Exercise prompt
Exclude all pictures, then copy each of the records exactly as written.

Lines of data
###
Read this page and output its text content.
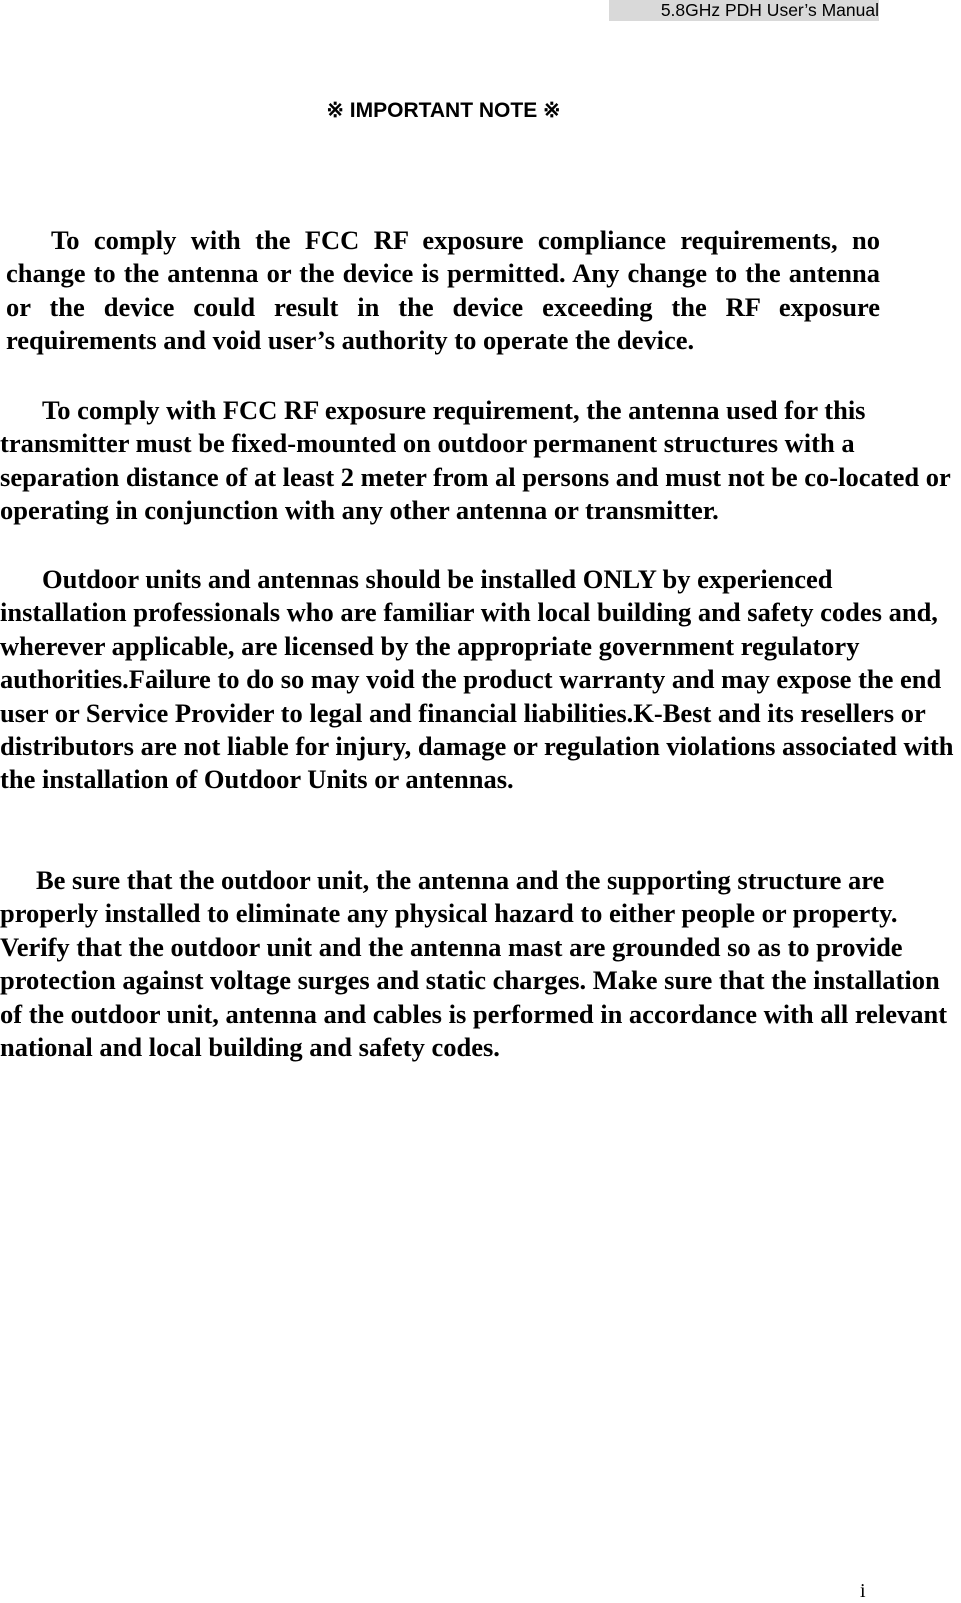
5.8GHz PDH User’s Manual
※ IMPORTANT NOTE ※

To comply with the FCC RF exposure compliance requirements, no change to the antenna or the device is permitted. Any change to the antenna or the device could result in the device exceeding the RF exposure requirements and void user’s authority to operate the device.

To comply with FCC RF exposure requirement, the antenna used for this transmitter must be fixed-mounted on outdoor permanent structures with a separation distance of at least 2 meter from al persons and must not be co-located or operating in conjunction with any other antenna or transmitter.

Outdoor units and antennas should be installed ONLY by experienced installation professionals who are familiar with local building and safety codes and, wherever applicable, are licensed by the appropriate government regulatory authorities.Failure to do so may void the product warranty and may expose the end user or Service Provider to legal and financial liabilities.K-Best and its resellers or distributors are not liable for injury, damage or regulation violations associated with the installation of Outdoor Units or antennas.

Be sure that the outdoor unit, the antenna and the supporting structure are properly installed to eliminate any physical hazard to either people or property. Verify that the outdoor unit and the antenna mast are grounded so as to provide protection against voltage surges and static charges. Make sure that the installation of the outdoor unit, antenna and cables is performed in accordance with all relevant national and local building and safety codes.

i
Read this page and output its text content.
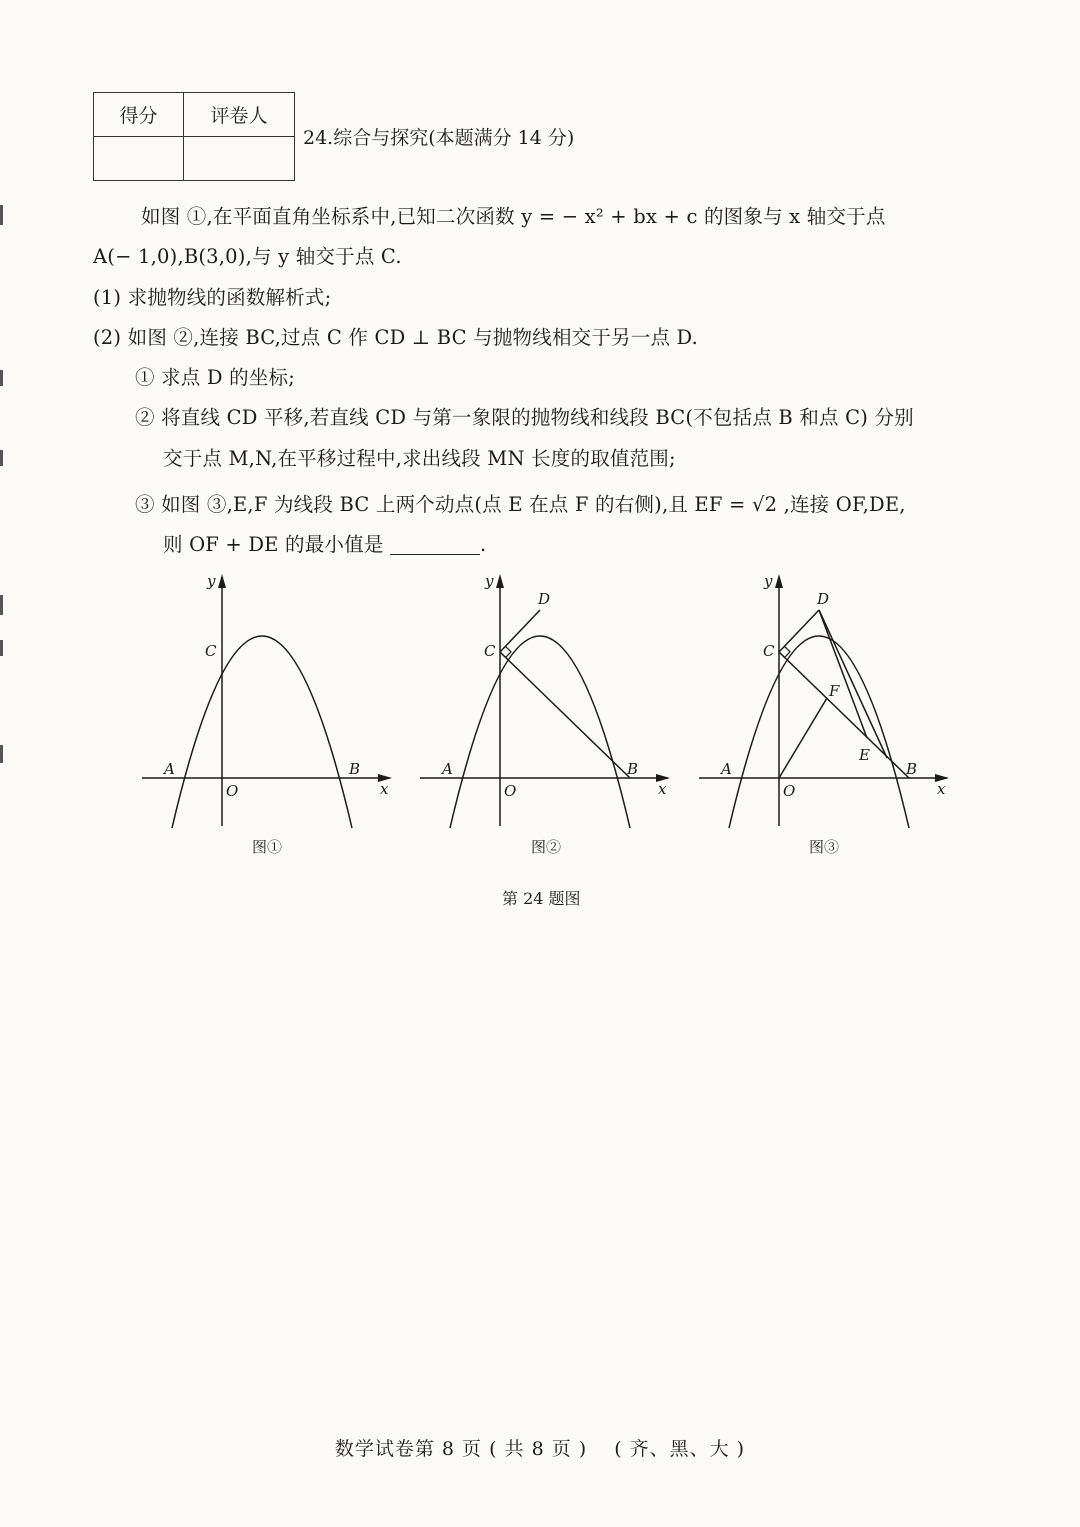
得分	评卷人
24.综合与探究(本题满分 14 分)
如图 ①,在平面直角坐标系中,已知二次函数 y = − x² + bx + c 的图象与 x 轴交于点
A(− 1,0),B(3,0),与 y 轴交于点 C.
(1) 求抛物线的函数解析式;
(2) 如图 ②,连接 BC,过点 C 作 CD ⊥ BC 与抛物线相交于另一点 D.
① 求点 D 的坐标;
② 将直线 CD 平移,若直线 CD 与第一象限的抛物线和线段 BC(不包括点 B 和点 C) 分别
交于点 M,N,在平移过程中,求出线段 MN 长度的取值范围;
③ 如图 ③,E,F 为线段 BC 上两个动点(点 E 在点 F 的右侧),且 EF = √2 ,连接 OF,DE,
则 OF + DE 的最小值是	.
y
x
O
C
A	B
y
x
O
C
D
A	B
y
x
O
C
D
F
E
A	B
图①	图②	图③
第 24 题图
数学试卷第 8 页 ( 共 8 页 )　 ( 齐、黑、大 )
###
Correct answer
Read this page and output its text content.
5.8GHz PDH User’s Manual
※ IMPORTANT NOTE ※

To comply with the FCC RF exposure compliance requirements, no change to the antenna or the device is permitted. Any change to the antenna or the device could result in the device exceeding the RF exposure requirements and void user’s authority to operate the device.

To comply with FCC RF exposure requirement, the antenna used for this transmitter must be fixed-mounted on outdoor permanent structures with a separation distance of at least 2 meter from al persons and must not be co-located or operating in conjunction with any other antenna or transmitter.

Outdoor units and antennas should be installed ONLY by experienced installation professionals who are familiar with local building and safety codes and, wherever applicable, are licensed by the appropriate government regulatory authorities.Failure to do so may void the product warranty and may expose the end user or Service Provider to legal and financial liabilities.K-Best and its resellers or distributors are not liable for injury, damage or regulation violations associated with the installation of Outdoor Units or antennas.

Be sure that the outdoor unit, the antenna and the supporting structure are properly installed to eliminate any physical hazard to either people or property. Verify that the outdoor unit and the antenna mast are grounded so as to provide protection against voltage surges and static charges. Make sure that the installation of the outdoor unit, antenna and cables is performed in accordance with all relevant national and local building and safety codes.

i
Read this page and output its text content.
得分	评卷人
24.综合与探究(本题满分 14 分)
如图 ①,在平面直角坐标系中,已知二次函数 y = − x² + bx + c 的图象与 x 轴交于点
A(− 1,0),B(3,0),与 y 轴交于点 C.
(1) 求抛物线的函数解析式;
(2) 如图 ②,连接 BC,过点 C 作 CD ⊥ BC 与抛物线相交于另一点 D.
① 求点 D 的坐标;
② 将直线 CD 平移,若直线 CD 与第一象限的抛物线和线段 BC(不包括点 B 和点 C) 分别
交于点 M,N,在平移过程中,求出线段 MN 长度的取值范围;
③ 如图 ③,E,F 为线段 BC 上两个动点(点 E 在点 F 的右侧),且 EF = √2 ,连接 OF,DE,
则 OF + DE 的最小值是	.
y
x
O
C
A	B
y
x
O
C
D
A	B
y
x
O
C
D
F
E
A	B
图①	图②	图③
第 24 题图
数学试卷第 8 页 ( 共 8 页 )　 ( 齐、黑、大 )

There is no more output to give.